-- START Provided data --

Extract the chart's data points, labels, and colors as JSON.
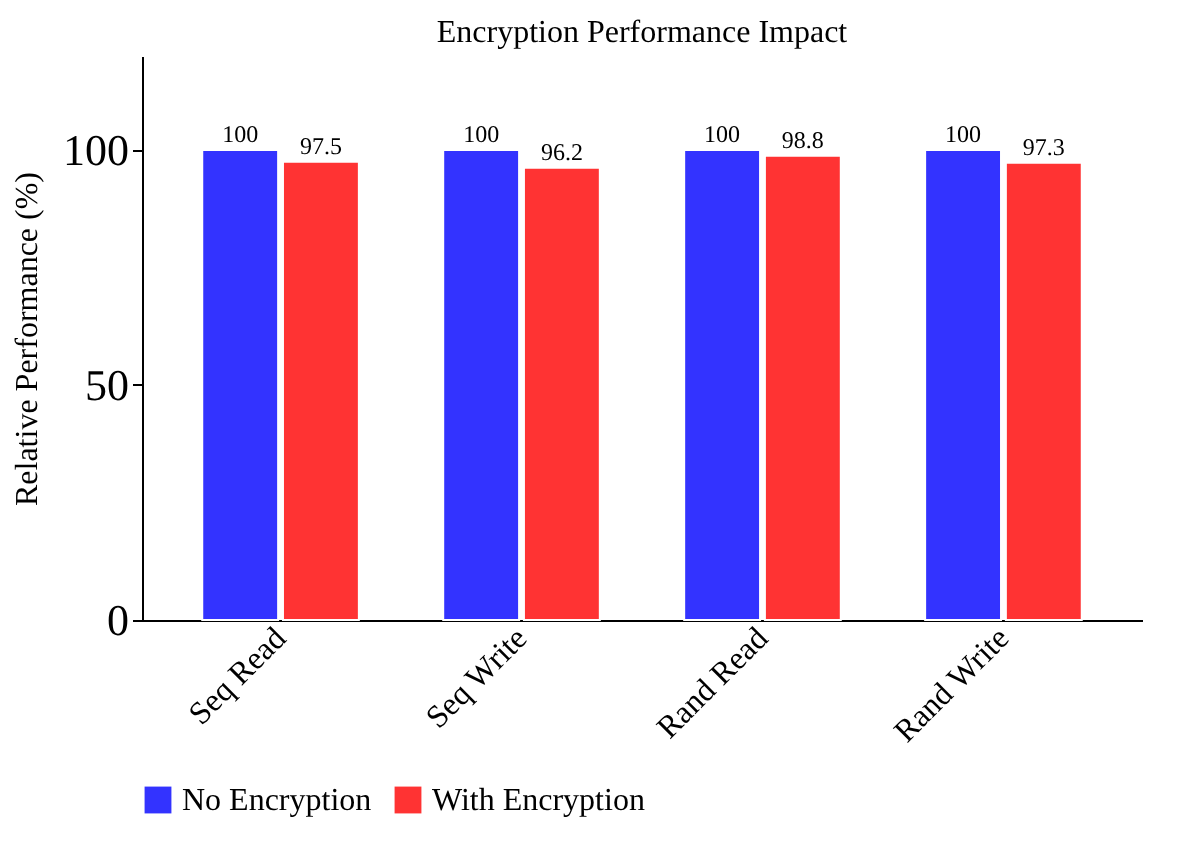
{
  "chart_data": {
    "type": "bar",
    "title": "Encryption Performance Impact",
    "ylabel": "Relative Performance (%)",
    "categories": [
      "Seq Read",
      "Seq Write",
      "Rand Read",
      "Rand Write"
    ],
    "series": [
      {
        "name": "No Encryption",
        "color": "#3333ff",
        "values": [
          100,
          100,
          100,
          100
        ]
      },
      {
        "name": "With Encryption",
        "color": "#ff3333",
        "values": [
          97.5,
          96.2,
          98.8,
          97.3
        ]
      }
    ],
    "ylim": [
      0,
      120
    ],
    "yticks": [
      0,
      50,
      100
    ],
    "grid": false,
    "legend": "bottom",
    "data_labels": true
  }
}
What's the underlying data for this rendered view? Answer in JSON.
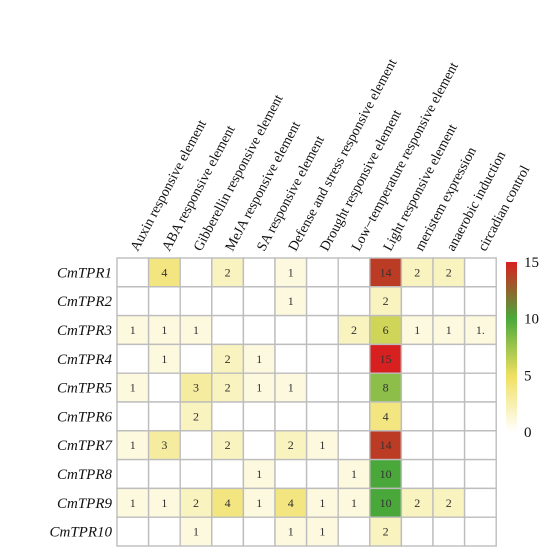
{
  "chart_data": {
    "type": "heatmap",
    "rows": [
      "CmTPR1",
      "CmTPR2",
      "CmTPR3",
      "CmTPR4",
      "CmTPR5",
      "CmTPR6",
      "CmTPR7",
      "CmTPR8",
      "CmTPR9",
      "CmTPR10"
    ],
    "columns": [
      "Auxin responsive element",
      "ABA responsive element",
      "Gibberellin responsive element",
      "MeJA responsive element",
      "SA responsive element",
      "Defense and stress responsive element",
      "Drought responsive element",
      "Low−temperature responsive element",
      "Light responsive element",
      "meristem expression",
      "anaerobic induction",
      "circadian control"
    ],
    "values": [
      [
        null,
        4,
        null,
        2,
        null,
        1,
        null,
        null,
        14,
        2,
        2,
        null
      ],
      [
        null,
        null,
        null,
        null,
        null,
        1,
        null,
        null,
        2,
        null,
        null,
        null
      ],
      [
        1,
        1,
        1,
        null,
        null,
        null,
        null,
        2,
        6,
        1,
        1,
        1
      ],
      [
        null,
        1,
        null,
        2,
        1,
        null,
        null,
        null,
        15,
        null,
        null,
        null
      ],
      [
        1,
        null,
        3,
        2,
        1,
        1,
        null,
        null,
        8,
        null,
        null,
        null
      ],
      [
        null,
        null,
        2,
        null,
        null,
        null,
        null,
        null,
        4,
        null,
        null,
        null
      ],
      [
        1,
        3,
        null,
        2,
        null,
        2,
        1,
        null,
        14,
        null,
        null,
        null
      ],
      [
        null,
        null,
        null,
        null,
        1,
        null,
        null,
        1,
        10,
        null,
        null,
        null
      ],
      [
        1,
        1,
        2,
        4,
        1,
        4,
        1,
        1,
        10,
        2,
        2,
        null
      ],
      [
        null,
        null,
        1,
        null,
        null,
        1,
        1,
        null,
        2,
        null,
        null,
        null
      ]
    ],
    "cell_labels": [
      [
        "",
        "4",
        "",
        "2",
        "",
        "1",
        "",
        "",
        "14",
        "2",
        "2",
        ""
      ],
      [
        "",
        "",
        "",
        "",
        "",
        "1",
        "",
        "",
        "2",
        "",
        "",
        ""
      ],
      [
        "1",
        "1",
        "1",
        "",
        "",
        "",
        "",
        "2",
        "6",
        "1",
        "1",
        "1."
      ],
      [
        "",
        "1",
        "",
        "2",
        "1",
        "",
        "",
        "",
        "15",
        "",
        "",
        ""
      ],
      [
        "1",
        "",
        "3",
        "2",
        "1",
        "1",
        "",
        "",
        "8",
        "",
        "",
        ""
      ],
      [
        "",
        "",
        "2",
        "",
        "",
        "",
        "",
        "",
        "4",
        "",
        "",
        ""
      ],
      [
        "1",
        "3",
        "",
        "2",
        "",
        "2",
        "1",
        "",
        "14",
        "",
        "",
        ""
      ],
      [
        "",
        "",
        "",
        "",
        "1",
        "",
        "",
        "1",
        "10",
        "",
        "",
        ""
      ],
      [
        "1",
        "1",
        "2",
        "4",
        "1",
        "4",
        "1",
        "1",
        "10",
        "2",
        "2",
        ""
      ],
      [
        "",
        "",
        "1",
        "",
        "",
        "1",
        "1",
        "",
        "2",
        "",
        "",
        ""
      ]
    ],
    "color_scale": {
      "min": 0,
      "max": 15,
      "ticks": [
        "15",
        "10",
        "5",
        "0"
      ],
      "stops": [
        "#ffffff",
        "#f0e060",
        "#4aa83a",
        "#d82020"
      ]
    },
    "title": "",
    "xlabel": "",
    "ylabel": ""
  }
}
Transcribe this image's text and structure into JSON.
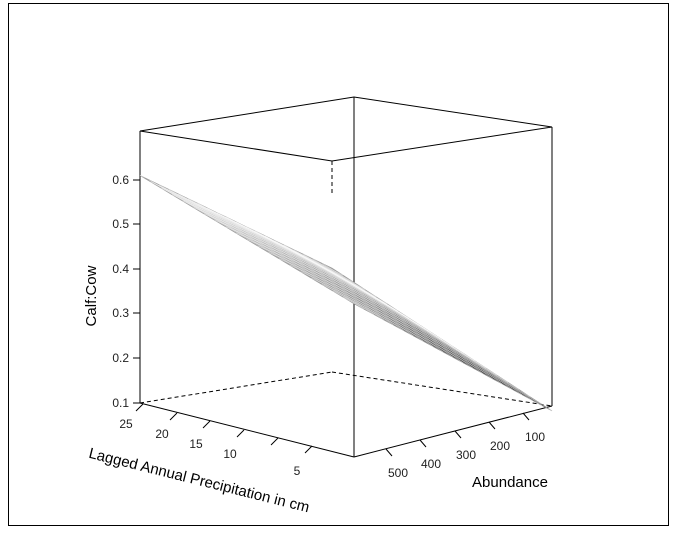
{
  "chart_data": {
    "type": "surface",
    "zlabel": "Calf:Cow",
    "xlabel": "Lagged Annual Precipitation in cm",
    "ylabel": "Abundance",
    "z_ticks": [
      "0.1",
      "0.2",
      "0.3",
      "0.4",
      "0.5",
      "0.6"
    ],
    "x_ticks": [
      "25",
      "20",
      "15",
      "10",
      "5"
    ],
    "y_ticks": [
      "500",
      "400",
      "300",
      "200",
      "100"
    ],
    "zlim": [
      0.1,
      0.65
    ],
    "surface_corners": [
      {
        "precipitation_cm": 25,
        "abundance": 0,
        "calf_cow": 0.31
      },
      {
        "precipitation_cm": 25,
        "abundance": 600,
        "calf_cow": 0.56
      },
      {
        "precipitation_cm": 0,
        "abundance": 0,
        "calf_cow": 0.09
      },
      {
        "precipitation_cm": 0,
        "abundance": 600,
        "calf_cow": 0.41
      }
    ],
    "grid": true,
    "colors": {
      "surface_light": "#d9d9d9",
      "surface_dark": "#2e2e2e",
      "box_line": "#000000"
    }
  }
}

-- END Provided data --

[Work to do]
Look through the entries above and list every line containing "Performance".

[Result below]
    "title": "Encryption Performance Impact",
    "ylabel": "Relative Performance (%)",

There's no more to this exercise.